WHAT YOU SHOULD DO —
Go through the records and extract every line with the word "المستعملة".

PROVIDED RECORDS —
START

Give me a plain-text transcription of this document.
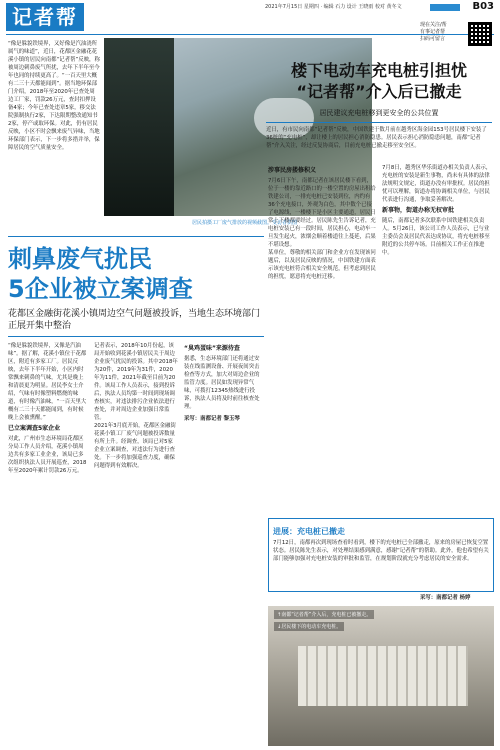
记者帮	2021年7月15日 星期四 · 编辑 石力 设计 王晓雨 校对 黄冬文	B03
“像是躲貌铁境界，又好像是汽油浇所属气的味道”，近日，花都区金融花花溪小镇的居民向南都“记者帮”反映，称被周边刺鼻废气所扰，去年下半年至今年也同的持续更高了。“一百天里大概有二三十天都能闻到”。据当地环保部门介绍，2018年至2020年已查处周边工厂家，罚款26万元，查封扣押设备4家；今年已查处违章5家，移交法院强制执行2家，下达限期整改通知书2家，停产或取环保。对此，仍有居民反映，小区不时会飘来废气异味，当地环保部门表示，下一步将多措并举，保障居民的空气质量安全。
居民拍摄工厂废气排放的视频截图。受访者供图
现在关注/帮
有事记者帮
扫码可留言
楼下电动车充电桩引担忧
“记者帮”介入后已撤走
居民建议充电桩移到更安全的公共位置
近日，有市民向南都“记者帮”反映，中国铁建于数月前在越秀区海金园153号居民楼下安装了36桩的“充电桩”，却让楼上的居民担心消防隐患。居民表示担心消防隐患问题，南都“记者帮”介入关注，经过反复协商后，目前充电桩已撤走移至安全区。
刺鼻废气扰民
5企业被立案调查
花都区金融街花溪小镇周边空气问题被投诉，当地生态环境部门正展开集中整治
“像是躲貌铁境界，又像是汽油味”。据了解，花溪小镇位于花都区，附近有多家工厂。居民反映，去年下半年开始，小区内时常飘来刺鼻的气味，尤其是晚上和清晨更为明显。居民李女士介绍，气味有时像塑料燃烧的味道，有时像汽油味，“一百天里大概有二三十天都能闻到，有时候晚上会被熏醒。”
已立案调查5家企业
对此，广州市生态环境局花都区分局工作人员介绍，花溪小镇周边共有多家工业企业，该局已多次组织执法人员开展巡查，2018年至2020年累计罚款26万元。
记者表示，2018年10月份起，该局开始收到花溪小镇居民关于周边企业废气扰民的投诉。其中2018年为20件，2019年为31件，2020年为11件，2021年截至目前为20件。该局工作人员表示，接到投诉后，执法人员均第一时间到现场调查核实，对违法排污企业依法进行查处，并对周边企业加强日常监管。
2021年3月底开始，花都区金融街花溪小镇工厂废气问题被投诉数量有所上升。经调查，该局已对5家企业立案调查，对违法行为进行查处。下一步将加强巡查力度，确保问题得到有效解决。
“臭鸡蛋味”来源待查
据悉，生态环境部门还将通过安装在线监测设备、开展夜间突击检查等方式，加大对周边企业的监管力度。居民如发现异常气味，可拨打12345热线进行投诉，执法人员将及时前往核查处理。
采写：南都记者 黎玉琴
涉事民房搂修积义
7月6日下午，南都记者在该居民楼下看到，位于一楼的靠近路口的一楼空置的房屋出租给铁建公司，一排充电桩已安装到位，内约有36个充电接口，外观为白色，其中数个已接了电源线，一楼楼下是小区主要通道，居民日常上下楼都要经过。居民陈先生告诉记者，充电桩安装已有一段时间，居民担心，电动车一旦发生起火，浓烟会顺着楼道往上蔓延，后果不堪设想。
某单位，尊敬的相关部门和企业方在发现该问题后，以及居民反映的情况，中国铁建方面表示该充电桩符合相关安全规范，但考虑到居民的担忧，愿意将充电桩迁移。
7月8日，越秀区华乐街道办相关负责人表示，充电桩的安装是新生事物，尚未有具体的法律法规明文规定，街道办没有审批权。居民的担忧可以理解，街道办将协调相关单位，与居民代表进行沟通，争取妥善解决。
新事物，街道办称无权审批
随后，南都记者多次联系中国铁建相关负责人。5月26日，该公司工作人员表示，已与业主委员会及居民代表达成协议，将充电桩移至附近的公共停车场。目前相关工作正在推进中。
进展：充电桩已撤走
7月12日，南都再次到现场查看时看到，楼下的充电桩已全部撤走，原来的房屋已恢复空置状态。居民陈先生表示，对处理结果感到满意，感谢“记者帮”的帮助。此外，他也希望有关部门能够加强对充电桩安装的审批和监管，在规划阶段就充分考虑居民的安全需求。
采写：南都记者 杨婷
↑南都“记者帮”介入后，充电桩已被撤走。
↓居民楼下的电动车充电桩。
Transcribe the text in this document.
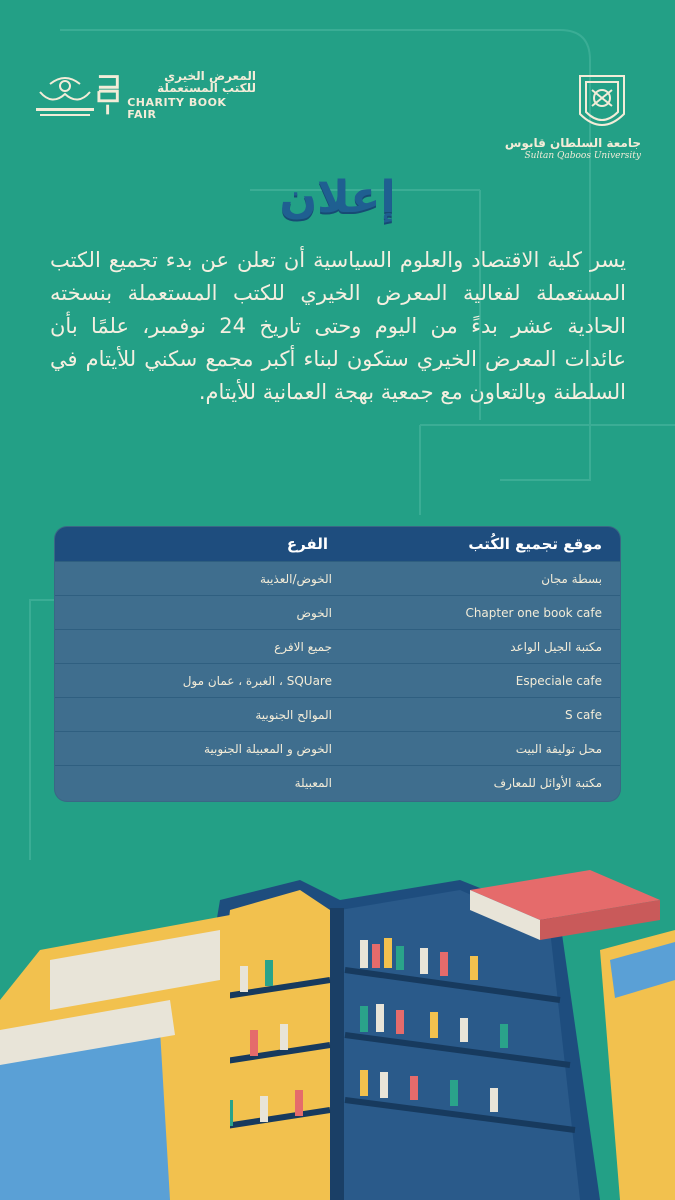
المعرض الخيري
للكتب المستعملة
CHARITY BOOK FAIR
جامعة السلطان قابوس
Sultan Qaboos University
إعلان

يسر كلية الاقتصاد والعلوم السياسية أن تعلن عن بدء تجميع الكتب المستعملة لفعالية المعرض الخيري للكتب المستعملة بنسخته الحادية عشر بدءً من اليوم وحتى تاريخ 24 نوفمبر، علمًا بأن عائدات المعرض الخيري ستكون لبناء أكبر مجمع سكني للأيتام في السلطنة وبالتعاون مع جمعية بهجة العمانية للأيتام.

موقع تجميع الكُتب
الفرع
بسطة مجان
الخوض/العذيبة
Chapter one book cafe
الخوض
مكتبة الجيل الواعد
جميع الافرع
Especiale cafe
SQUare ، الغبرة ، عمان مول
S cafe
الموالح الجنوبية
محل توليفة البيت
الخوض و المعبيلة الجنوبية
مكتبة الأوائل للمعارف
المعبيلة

END
START

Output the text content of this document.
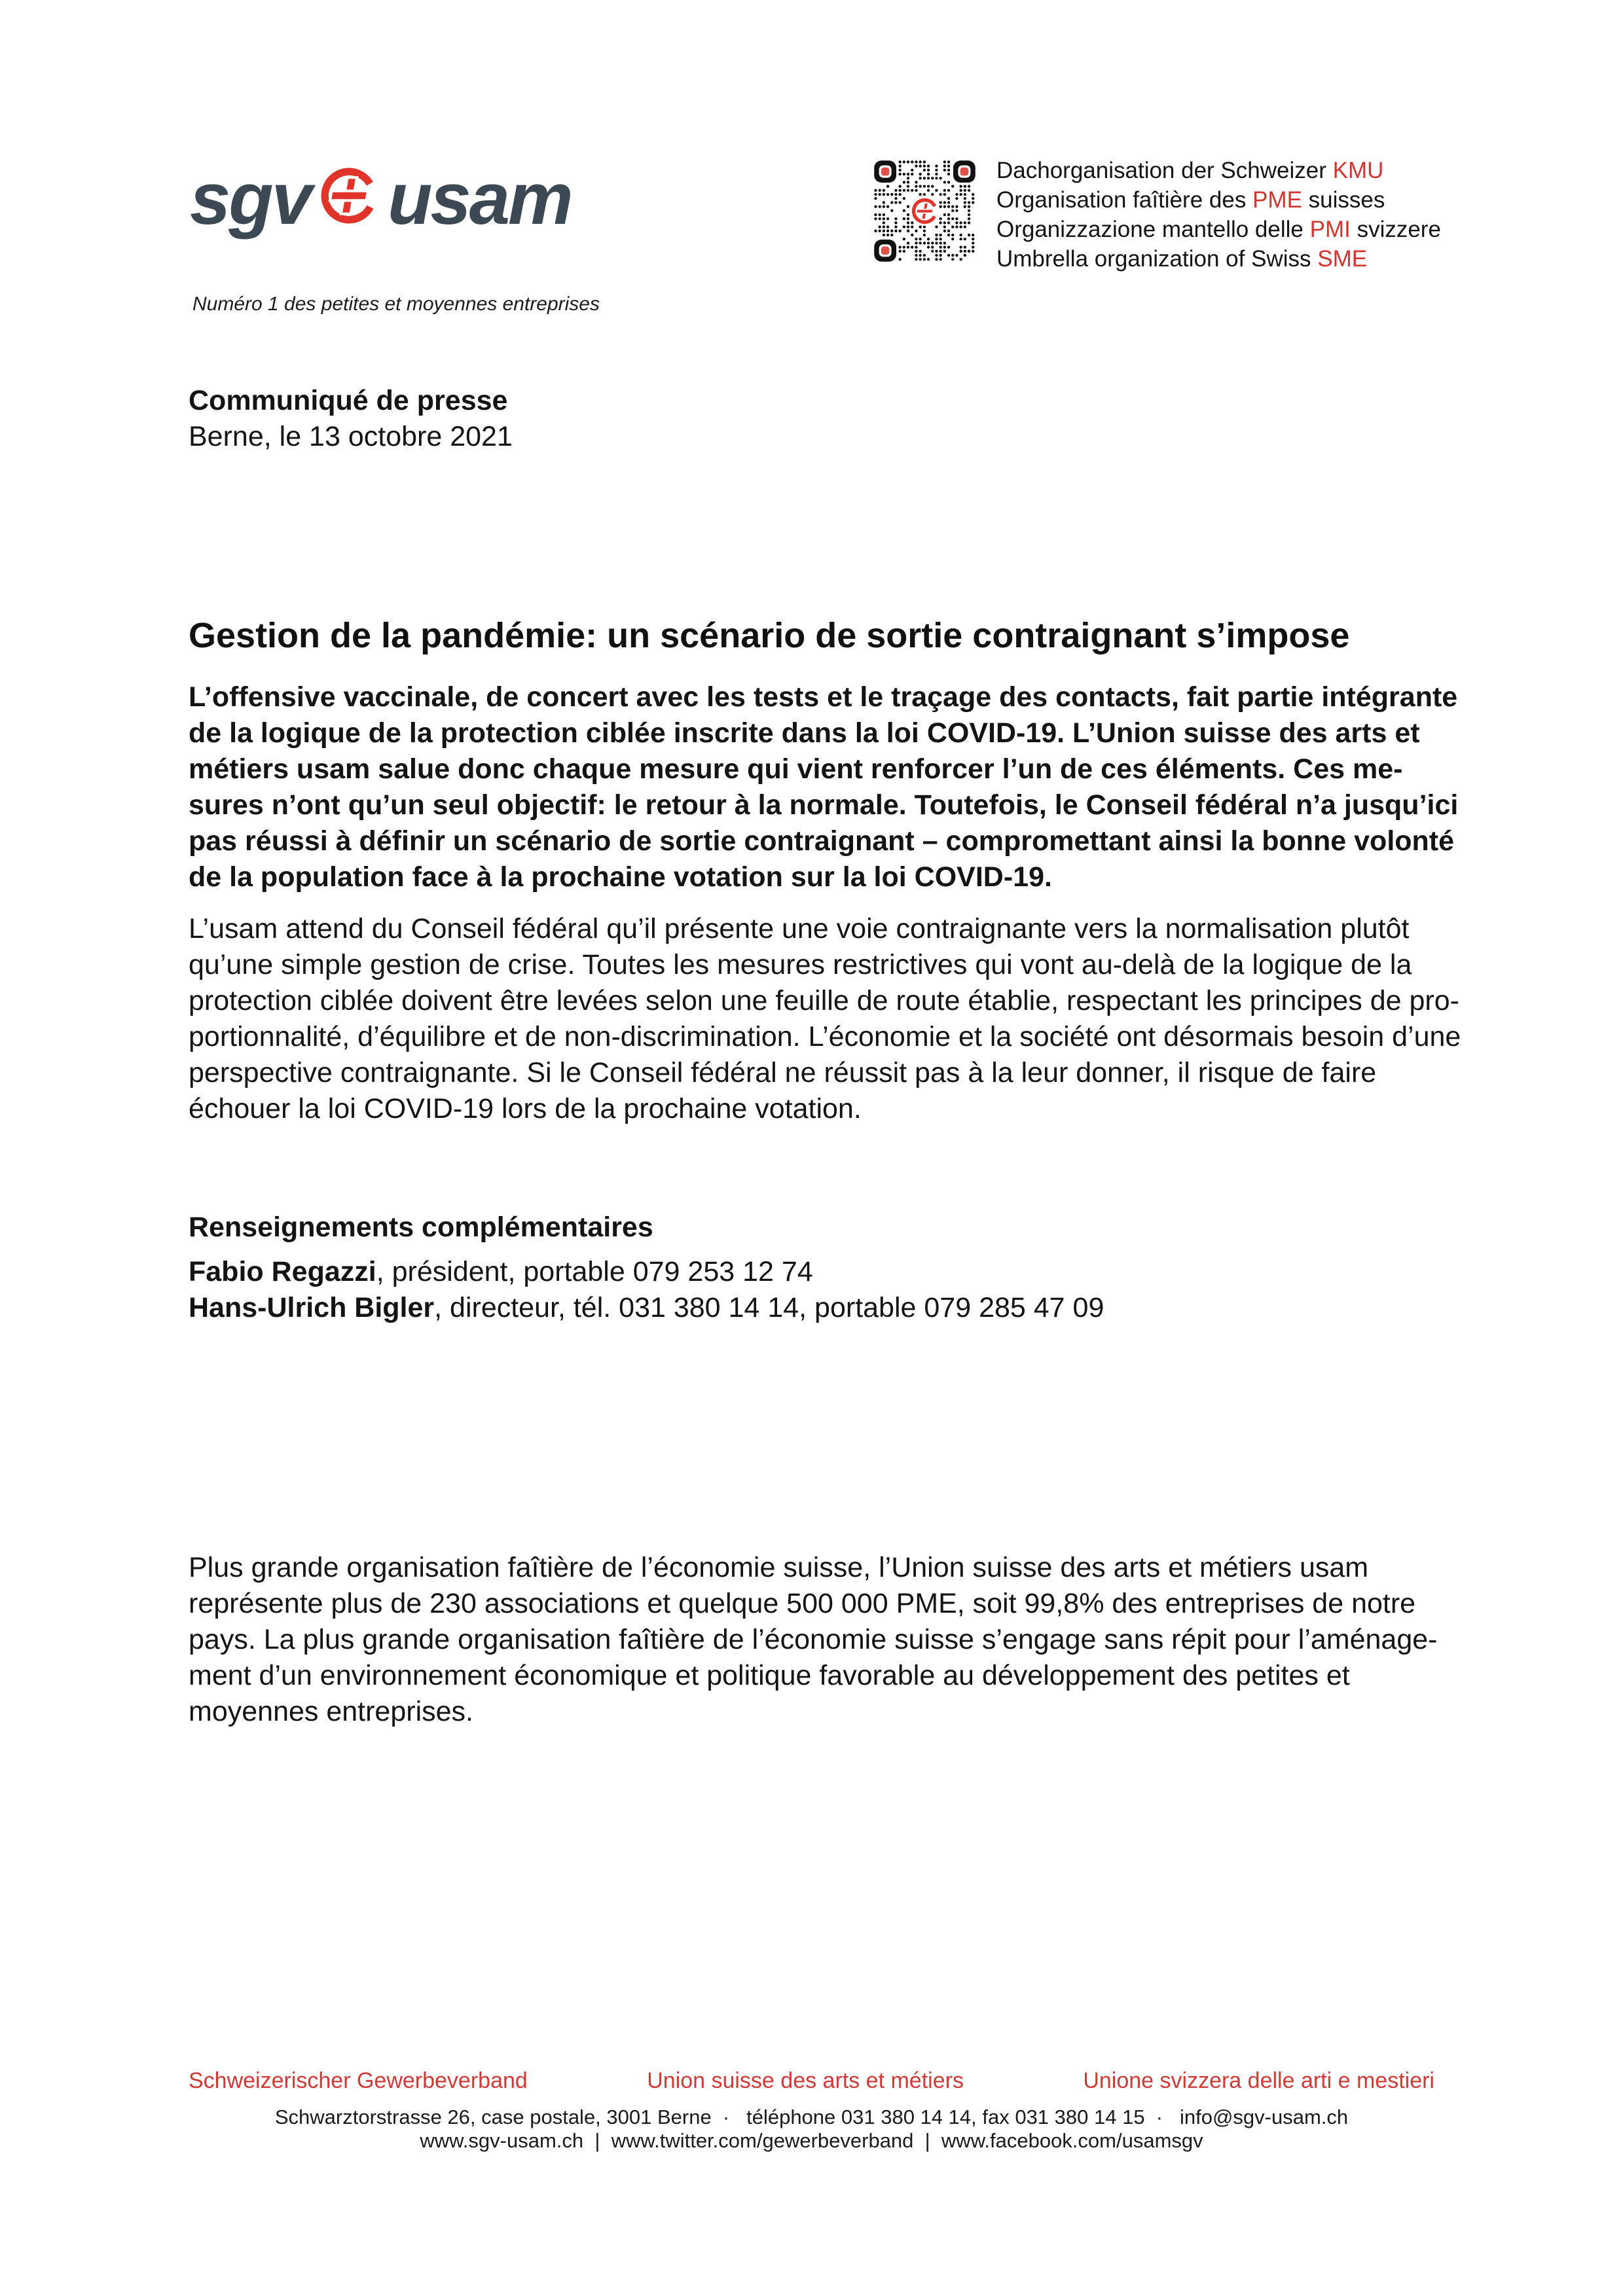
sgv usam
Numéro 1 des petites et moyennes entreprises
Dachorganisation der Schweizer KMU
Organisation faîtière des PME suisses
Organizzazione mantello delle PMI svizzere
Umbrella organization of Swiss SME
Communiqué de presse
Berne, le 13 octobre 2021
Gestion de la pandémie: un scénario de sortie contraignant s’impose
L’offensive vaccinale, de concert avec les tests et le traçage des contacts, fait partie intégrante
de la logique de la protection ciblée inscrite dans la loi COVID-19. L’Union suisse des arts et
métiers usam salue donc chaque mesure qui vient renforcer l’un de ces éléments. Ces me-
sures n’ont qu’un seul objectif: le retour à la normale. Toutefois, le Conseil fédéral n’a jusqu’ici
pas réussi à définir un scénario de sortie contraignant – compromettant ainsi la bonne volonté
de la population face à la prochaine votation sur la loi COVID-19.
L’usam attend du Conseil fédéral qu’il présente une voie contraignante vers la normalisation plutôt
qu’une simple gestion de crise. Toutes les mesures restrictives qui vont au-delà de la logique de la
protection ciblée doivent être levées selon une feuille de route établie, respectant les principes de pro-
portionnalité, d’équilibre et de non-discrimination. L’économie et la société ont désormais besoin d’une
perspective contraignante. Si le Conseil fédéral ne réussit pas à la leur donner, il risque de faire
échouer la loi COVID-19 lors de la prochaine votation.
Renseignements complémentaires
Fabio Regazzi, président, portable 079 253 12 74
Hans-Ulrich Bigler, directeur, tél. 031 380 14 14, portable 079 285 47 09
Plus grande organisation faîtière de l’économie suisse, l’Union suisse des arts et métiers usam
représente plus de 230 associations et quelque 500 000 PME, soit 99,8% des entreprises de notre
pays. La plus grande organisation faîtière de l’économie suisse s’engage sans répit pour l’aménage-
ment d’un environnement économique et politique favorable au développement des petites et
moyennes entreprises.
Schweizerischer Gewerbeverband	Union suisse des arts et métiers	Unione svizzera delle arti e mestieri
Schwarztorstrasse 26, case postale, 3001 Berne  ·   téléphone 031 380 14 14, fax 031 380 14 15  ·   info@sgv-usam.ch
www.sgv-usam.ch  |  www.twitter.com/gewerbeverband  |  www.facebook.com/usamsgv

END
START

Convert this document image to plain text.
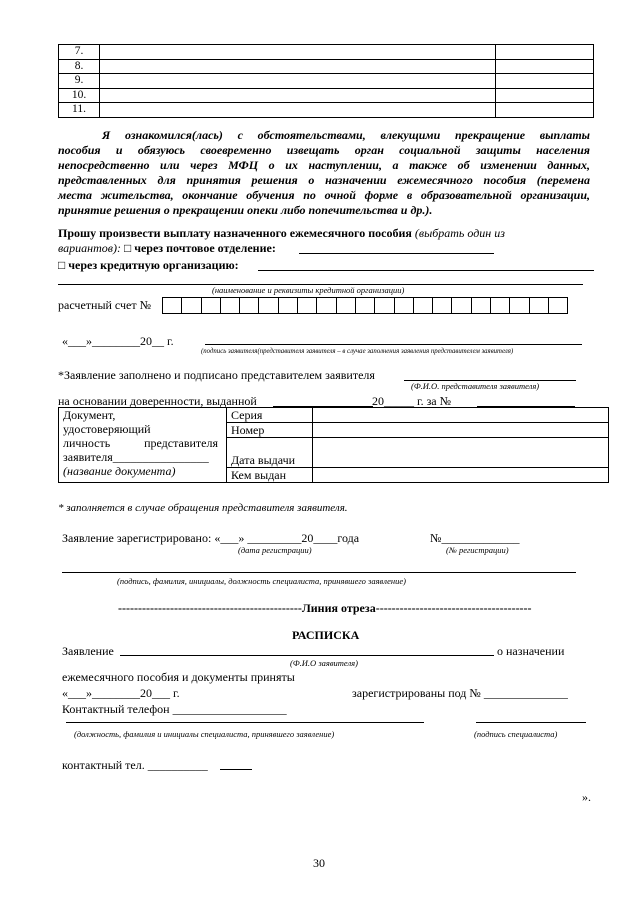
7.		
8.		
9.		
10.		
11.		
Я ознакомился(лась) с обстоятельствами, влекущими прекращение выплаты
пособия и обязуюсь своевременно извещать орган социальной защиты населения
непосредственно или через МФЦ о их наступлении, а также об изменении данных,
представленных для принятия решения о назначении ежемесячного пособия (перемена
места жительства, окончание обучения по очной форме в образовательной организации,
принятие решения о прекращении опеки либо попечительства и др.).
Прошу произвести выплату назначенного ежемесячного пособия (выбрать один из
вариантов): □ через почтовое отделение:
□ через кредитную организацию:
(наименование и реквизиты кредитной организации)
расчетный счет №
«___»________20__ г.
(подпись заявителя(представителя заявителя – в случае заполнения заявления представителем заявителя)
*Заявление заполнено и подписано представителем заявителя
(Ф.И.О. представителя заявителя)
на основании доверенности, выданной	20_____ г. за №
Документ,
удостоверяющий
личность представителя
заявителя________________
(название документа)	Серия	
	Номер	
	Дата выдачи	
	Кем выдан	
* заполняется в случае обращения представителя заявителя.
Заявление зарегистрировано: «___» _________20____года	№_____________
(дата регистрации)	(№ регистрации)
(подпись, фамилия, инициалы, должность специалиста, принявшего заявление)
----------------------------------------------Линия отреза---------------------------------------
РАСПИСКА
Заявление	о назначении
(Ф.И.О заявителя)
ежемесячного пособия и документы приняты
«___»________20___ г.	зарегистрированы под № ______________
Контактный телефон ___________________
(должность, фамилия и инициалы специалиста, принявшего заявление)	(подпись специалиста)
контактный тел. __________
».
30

END

RESPONSE FOR THIS EXERCISE —
للكتب المستعملة
يسر كلية الاقتصاد والعلوم السياسية أن تعلن عن بدء تجميع الكتب المستعملة لفعالية المعرض الخيري للكتب المستعملة بنسخته الحادية عشر بدءً من اليوم وحتى تاريخ 24 نوفمبر، علمًا بأن عائدات المعرض الخيري ستكون لبناء أكبر مجمع سكني للأيتام في السلطنة وبالتعاون مع جمعية بهجة العمانية للأيتام.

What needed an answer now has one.